◆ TASK TO CARRY OUT ◆
Across the entries below, how many lines contain the string "Sensor"? Give only the count.

A run of records:
* Start *
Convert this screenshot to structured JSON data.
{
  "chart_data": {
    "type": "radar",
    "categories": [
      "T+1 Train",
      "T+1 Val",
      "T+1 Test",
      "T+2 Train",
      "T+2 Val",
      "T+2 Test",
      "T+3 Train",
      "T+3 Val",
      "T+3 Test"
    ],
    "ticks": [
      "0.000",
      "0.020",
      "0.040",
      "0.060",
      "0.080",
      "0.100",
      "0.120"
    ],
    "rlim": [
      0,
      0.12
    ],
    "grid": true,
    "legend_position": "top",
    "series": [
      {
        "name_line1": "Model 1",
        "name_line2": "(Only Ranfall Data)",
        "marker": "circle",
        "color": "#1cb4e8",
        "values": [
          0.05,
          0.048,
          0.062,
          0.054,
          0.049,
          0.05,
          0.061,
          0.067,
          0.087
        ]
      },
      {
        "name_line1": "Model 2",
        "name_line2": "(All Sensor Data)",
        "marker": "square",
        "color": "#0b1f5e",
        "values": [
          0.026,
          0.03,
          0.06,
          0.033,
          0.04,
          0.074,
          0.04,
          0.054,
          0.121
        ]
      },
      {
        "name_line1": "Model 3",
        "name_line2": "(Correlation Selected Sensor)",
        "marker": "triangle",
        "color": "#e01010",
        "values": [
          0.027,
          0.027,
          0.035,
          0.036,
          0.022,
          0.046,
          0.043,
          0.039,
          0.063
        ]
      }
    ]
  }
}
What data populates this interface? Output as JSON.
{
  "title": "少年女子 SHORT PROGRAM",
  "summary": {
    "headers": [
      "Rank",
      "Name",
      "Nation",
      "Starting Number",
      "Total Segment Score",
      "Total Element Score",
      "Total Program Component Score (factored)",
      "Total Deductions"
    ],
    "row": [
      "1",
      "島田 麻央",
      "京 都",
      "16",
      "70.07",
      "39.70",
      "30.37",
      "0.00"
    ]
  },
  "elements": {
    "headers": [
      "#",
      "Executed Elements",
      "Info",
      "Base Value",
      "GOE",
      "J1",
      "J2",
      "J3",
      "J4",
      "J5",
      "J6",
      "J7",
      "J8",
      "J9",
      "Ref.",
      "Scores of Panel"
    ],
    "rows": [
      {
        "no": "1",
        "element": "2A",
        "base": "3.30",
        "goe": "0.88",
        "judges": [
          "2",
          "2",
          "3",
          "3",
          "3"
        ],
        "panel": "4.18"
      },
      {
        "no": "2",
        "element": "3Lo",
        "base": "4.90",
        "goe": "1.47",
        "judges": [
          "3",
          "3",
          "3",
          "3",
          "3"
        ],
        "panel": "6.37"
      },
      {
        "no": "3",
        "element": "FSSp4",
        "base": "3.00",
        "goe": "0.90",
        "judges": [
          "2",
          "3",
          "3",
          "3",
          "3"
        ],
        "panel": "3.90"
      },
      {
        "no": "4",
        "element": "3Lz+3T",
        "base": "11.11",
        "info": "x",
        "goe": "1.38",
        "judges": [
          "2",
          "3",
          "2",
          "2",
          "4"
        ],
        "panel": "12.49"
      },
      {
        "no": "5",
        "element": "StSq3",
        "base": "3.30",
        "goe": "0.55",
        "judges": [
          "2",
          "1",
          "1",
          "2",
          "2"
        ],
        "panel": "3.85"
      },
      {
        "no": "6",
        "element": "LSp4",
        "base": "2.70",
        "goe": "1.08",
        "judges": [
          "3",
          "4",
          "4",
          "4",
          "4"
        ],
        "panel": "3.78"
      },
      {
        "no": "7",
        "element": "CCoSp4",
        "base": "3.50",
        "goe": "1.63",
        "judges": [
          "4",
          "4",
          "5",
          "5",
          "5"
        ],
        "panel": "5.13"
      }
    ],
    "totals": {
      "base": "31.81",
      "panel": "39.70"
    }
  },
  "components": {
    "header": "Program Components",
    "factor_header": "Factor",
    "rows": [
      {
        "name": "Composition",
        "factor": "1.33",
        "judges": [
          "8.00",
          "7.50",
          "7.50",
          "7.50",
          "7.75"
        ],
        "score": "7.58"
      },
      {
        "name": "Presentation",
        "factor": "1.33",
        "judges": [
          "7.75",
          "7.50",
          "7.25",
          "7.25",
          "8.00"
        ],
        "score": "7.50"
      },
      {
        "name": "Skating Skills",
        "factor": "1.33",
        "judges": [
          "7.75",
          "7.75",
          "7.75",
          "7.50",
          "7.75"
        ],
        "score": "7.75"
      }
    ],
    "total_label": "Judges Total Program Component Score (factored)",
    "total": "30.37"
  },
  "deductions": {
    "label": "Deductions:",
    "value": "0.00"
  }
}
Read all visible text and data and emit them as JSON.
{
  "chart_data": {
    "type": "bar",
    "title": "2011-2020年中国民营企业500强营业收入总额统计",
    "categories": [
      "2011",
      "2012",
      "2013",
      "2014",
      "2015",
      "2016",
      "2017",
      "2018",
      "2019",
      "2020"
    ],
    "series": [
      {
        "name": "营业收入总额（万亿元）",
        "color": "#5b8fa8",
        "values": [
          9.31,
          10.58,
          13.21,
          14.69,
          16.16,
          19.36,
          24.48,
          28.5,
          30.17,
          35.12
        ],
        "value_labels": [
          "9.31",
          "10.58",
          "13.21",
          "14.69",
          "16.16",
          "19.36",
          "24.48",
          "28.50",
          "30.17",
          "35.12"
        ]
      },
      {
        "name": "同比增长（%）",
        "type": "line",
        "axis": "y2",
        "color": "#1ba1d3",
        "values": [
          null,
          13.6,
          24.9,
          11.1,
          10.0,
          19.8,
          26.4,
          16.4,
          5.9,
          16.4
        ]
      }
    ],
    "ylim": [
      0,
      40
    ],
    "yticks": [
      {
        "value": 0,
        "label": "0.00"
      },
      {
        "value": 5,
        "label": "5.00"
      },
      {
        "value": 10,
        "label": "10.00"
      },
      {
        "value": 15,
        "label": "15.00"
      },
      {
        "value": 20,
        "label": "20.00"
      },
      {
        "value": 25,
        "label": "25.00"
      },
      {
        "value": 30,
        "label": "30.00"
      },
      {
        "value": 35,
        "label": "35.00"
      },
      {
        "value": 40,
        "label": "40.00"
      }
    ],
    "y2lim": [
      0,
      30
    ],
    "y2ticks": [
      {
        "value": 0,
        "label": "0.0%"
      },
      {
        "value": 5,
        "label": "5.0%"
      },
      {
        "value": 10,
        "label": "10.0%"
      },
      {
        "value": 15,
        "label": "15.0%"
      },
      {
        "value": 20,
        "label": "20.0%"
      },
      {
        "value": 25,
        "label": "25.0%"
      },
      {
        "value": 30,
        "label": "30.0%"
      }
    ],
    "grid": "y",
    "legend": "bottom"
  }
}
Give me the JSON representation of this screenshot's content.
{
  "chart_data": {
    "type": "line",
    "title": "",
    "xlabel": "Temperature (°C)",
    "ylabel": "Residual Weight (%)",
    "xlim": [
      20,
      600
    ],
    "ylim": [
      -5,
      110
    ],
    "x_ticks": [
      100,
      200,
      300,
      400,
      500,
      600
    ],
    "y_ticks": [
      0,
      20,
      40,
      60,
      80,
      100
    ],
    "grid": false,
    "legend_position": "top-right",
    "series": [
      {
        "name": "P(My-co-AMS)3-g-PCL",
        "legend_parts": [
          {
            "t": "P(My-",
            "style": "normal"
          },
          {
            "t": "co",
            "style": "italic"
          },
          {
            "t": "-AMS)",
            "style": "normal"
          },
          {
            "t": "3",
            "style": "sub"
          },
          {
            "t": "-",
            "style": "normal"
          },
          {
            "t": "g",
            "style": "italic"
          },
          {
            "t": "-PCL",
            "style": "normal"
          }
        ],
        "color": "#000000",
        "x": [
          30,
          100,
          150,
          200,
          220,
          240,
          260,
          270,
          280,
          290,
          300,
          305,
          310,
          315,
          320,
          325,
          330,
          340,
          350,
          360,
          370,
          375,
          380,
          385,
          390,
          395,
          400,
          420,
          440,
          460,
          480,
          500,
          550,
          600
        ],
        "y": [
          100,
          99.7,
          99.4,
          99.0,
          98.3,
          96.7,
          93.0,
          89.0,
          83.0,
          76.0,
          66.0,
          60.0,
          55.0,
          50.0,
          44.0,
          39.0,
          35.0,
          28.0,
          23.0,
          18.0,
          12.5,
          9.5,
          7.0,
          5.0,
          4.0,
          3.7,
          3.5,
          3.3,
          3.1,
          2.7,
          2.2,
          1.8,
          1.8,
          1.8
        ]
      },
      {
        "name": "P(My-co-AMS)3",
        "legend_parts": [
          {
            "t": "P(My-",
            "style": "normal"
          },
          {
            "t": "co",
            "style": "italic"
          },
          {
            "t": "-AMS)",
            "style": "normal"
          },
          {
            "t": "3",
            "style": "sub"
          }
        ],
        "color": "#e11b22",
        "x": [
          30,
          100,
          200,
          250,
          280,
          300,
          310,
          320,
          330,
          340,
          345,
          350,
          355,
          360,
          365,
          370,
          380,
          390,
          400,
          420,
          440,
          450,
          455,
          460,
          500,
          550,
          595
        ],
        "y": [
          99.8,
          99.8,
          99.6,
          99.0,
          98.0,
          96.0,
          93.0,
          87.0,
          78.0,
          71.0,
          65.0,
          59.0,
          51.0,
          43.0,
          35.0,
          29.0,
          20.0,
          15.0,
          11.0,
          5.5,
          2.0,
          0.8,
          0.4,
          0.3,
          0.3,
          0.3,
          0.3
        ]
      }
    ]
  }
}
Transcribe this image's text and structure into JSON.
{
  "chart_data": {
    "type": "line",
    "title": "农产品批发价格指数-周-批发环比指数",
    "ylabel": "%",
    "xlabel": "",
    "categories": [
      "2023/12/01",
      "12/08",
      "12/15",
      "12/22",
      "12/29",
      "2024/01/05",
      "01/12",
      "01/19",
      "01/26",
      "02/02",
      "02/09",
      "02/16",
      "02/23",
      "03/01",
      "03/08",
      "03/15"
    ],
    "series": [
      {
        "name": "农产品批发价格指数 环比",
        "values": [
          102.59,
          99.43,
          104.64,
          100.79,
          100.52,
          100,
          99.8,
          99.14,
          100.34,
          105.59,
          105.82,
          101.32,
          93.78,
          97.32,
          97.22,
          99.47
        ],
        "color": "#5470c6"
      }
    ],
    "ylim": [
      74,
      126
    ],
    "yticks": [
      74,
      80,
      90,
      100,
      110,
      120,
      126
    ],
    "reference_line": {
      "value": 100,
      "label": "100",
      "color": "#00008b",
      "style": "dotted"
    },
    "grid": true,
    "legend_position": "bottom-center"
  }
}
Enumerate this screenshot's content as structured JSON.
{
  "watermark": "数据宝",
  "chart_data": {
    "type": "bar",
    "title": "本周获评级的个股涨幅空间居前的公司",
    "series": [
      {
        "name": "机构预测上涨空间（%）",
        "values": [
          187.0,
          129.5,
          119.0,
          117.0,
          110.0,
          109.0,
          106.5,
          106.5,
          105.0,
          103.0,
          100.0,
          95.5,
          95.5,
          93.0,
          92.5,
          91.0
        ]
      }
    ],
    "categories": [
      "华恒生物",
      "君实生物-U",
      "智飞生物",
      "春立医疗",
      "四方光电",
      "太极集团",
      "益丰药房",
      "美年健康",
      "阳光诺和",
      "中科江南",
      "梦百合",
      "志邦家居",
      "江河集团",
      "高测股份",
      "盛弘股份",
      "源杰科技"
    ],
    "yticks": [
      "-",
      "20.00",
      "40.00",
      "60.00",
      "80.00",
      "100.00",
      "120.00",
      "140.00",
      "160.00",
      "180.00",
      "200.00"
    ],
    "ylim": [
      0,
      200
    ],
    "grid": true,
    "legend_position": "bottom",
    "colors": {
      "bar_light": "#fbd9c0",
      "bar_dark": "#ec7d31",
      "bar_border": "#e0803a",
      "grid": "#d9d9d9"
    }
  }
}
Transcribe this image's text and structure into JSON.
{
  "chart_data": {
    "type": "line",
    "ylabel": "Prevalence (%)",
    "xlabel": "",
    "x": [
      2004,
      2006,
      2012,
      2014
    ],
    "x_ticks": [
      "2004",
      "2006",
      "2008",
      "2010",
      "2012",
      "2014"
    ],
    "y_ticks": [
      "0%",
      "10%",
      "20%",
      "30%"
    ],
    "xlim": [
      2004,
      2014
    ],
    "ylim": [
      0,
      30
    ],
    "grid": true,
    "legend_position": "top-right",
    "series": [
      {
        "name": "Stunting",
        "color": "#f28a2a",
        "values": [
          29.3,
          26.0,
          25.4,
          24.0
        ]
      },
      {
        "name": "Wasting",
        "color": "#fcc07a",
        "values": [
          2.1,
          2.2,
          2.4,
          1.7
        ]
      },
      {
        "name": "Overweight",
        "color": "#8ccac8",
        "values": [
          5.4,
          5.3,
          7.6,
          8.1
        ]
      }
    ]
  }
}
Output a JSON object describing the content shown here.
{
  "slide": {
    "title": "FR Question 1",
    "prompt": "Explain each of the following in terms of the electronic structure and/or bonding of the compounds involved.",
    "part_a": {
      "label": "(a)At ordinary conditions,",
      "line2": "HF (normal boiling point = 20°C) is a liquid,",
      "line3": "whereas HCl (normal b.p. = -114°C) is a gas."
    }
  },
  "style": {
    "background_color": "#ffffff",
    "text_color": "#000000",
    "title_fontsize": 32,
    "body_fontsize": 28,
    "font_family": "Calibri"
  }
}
* End *
◆ RESPONSE ◆
2